_WHAT THE TASK REQUIRES_
Go through the listing and copy each line with the string "text".

Stored data:
******
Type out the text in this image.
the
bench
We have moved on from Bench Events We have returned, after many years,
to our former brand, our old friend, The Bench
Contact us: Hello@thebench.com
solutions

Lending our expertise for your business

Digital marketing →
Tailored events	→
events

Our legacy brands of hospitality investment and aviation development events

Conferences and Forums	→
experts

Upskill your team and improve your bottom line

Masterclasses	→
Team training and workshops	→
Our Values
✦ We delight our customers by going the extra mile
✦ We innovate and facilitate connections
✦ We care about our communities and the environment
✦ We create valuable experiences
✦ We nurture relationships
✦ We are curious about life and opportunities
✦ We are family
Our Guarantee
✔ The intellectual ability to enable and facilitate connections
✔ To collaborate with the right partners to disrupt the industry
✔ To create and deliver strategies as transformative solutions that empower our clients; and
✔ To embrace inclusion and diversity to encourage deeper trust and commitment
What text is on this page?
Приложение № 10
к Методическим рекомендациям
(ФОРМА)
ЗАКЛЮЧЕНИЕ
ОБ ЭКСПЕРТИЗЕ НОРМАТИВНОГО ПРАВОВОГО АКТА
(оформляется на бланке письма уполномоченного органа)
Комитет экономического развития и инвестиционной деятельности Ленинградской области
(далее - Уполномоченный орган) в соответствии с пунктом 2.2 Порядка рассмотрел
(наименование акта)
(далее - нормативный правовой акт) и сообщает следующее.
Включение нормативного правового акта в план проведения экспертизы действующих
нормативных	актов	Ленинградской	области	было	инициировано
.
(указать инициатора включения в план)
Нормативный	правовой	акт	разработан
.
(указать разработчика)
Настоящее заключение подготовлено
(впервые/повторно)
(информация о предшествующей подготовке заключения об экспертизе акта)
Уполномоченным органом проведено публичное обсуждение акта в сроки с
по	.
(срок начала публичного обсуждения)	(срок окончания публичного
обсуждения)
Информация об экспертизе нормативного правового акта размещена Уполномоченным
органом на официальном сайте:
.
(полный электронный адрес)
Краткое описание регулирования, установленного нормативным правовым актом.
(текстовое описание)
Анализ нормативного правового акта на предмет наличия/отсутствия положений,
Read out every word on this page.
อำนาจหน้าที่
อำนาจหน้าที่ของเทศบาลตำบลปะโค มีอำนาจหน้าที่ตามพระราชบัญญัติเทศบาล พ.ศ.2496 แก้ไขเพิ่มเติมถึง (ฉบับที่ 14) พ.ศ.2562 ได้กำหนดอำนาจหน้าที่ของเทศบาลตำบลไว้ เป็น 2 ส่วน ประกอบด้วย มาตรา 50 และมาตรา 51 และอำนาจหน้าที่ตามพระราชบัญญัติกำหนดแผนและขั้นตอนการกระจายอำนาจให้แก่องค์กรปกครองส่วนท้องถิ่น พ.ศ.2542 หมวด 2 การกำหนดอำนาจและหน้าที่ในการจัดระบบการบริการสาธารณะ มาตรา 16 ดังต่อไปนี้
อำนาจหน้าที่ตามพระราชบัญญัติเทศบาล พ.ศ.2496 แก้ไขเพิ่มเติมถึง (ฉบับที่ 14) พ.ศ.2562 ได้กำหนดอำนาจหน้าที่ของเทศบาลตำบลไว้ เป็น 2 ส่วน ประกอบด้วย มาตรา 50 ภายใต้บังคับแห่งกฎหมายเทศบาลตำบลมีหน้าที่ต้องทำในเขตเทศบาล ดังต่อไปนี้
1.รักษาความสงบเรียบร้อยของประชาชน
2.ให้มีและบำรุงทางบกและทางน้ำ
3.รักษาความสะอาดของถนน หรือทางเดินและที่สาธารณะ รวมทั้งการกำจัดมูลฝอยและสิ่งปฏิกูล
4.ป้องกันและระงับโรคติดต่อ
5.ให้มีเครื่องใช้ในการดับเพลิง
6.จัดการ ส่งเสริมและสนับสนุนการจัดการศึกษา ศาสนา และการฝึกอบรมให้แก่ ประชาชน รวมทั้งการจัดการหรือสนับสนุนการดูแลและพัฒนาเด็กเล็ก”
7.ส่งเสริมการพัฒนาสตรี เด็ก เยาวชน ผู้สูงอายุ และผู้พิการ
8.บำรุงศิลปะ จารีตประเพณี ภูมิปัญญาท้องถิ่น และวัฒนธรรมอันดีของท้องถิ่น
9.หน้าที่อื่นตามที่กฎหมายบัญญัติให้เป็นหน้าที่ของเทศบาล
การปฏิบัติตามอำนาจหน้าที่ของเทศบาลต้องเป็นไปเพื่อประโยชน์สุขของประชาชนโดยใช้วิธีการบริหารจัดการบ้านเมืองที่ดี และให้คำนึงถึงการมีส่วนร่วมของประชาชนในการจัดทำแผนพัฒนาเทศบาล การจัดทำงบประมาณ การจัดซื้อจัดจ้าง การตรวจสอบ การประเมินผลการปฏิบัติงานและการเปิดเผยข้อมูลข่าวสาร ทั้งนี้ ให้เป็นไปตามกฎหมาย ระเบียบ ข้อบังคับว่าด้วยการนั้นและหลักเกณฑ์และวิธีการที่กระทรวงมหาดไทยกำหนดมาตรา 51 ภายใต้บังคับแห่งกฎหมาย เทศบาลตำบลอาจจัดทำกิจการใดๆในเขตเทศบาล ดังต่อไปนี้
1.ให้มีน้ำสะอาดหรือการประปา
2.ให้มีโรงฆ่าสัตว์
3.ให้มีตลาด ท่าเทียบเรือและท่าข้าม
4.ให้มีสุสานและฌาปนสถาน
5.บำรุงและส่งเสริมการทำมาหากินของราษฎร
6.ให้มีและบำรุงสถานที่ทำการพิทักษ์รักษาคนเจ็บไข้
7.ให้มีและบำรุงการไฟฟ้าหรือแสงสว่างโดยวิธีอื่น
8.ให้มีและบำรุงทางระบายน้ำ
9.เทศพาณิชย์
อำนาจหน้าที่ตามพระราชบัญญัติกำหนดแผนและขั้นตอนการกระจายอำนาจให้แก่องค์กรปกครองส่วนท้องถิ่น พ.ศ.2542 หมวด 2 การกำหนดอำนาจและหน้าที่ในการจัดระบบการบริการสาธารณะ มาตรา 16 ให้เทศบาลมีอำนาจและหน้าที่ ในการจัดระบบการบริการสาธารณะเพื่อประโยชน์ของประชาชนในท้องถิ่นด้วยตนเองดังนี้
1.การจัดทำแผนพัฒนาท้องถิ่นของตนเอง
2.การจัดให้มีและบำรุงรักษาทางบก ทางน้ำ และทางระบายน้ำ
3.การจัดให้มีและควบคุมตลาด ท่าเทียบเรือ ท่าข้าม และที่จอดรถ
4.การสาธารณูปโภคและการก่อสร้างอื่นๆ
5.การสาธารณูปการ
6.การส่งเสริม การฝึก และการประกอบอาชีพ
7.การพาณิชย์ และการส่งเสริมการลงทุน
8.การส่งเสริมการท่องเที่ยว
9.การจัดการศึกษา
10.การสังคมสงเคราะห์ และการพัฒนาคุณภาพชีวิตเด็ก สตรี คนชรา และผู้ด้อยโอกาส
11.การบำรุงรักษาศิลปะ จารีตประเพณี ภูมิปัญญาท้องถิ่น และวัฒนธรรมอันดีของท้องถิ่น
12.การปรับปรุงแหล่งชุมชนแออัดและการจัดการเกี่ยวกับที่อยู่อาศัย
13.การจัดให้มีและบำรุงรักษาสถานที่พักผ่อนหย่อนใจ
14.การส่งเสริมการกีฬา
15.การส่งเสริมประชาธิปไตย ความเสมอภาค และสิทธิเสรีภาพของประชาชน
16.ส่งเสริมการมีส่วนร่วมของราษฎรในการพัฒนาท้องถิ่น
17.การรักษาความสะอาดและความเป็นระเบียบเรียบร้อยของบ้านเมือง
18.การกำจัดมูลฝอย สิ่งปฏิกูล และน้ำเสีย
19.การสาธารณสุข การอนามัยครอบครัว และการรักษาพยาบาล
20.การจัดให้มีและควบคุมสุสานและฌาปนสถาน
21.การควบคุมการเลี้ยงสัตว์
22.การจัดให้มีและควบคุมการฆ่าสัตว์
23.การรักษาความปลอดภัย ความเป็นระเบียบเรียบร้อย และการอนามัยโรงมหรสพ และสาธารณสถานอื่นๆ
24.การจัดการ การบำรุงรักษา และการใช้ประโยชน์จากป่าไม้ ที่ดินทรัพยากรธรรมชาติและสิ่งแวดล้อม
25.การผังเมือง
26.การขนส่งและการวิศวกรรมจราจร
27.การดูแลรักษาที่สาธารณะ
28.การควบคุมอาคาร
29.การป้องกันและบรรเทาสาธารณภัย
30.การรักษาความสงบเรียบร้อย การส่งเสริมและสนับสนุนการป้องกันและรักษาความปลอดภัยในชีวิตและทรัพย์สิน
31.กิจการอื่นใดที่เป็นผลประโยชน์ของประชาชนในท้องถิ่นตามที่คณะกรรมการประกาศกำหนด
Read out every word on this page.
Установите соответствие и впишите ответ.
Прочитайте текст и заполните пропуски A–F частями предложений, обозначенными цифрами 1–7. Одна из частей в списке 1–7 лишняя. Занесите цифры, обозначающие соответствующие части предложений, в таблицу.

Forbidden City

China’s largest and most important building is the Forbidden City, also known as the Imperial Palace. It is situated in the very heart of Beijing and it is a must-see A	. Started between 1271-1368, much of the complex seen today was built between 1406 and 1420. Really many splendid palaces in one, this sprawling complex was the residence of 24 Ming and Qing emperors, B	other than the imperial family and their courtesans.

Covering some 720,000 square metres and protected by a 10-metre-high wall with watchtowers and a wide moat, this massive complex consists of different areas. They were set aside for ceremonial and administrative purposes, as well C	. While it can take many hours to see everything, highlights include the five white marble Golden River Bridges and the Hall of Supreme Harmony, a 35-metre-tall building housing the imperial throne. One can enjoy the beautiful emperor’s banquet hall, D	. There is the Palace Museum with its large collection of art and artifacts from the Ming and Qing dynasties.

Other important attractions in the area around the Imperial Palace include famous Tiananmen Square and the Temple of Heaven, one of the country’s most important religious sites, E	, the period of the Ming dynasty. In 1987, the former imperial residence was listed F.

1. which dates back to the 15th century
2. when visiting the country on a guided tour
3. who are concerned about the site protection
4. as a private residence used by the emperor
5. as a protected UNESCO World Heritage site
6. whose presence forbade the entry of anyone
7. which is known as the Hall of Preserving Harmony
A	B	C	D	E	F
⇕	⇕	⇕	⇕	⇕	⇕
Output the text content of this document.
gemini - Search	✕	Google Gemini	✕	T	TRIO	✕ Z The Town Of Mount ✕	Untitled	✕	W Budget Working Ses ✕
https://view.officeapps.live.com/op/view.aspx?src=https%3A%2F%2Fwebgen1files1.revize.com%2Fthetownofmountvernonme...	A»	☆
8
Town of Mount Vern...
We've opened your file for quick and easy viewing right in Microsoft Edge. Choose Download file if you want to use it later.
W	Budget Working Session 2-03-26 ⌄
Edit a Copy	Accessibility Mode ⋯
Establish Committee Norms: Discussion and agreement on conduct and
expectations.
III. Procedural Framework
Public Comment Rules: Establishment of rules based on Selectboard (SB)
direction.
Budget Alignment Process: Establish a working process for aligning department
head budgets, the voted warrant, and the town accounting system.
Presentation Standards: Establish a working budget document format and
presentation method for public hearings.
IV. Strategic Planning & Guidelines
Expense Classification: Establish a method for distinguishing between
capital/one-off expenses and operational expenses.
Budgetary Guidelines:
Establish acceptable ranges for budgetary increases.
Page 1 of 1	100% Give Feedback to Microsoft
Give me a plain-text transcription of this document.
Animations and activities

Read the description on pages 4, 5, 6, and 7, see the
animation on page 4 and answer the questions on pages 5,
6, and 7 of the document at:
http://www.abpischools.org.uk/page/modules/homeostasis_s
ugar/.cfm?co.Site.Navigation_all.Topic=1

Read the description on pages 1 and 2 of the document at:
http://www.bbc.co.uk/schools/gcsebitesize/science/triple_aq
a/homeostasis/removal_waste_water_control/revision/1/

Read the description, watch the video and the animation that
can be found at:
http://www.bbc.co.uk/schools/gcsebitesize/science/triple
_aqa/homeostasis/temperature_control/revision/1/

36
******
_RESULT OF THE EXERCISE_
Type out the text in this image.
What text is on this page?
Output the text content of this document.
Give me a plain-text transcription of this document.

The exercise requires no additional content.